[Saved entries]
☆ ☆ ☆ ☆

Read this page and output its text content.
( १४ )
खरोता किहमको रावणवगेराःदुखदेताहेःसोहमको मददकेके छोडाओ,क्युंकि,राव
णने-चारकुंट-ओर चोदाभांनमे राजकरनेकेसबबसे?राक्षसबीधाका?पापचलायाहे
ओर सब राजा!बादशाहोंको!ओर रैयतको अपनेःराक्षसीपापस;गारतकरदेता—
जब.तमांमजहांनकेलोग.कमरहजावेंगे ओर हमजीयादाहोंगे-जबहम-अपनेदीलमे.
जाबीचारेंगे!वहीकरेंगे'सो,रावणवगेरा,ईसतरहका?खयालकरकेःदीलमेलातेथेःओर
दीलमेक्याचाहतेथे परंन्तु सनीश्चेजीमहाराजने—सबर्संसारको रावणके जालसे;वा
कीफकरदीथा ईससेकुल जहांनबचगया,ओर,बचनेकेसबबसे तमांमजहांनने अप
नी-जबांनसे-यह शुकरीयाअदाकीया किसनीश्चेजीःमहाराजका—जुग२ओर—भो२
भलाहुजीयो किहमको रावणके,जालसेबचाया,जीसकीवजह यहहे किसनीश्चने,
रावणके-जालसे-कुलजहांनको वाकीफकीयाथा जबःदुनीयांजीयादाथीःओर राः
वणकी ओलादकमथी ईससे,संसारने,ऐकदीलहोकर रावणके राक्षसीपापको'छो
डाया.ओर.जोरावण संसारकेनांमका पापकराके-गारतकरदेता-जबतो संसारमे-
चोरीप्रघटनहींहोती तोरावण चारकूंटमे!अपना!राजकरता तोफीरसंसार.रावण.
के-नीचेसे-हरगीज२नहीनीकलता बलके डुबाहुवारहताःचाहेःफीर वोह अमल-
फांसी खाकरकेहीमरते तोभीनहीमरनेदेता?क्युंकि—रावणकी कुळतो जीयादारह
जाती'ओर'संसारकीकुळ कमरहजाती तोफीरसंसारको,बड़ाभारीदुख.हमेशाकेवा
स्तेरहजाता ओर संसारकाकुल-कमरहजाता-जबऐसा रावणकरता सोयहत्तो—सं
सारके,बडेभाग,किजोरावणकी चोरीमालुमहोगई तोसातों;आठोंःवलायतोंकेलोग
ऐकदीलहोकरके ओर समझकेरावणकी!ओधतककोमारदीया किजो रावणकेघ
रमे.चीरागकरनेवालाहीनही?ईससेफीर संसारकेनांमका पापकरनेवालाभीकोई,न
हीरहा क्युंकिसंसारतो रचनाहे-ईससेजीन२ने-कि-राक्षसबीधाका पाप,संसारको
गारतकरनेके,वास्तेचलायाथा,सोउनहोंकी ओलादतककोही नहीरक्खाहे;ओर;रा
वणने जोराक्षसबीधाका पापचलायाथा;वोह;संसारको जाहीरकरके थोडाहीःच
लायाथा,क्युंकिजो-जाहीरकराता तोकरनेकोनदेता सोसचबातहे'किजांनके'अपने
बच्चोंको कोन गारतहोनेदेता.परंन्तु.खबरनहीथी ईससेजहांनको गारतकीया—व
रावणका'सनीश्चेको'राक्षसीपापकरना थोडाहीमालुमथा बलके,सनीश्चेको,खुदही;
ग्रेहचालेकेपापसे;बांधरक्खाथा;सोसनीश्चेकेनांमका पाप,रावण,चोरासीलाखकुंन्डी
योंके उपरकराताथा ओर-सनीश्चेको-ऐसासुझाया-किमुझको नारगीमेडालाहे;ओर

☆ ☆ ☆ ☆

▸ Aim
Extract every line above that contains the word "सबबस".

▸ Complete answer
णने-चारकुंट-ओर चोदाभांनमे राजकरनेकेसबबसे?राक्षसबीधाका?पापचलायाहे
कीफकरदीथा ईससेकुल जहांनबचगया,ओर,बचनेकेसबबसे तमांमजहांनने अप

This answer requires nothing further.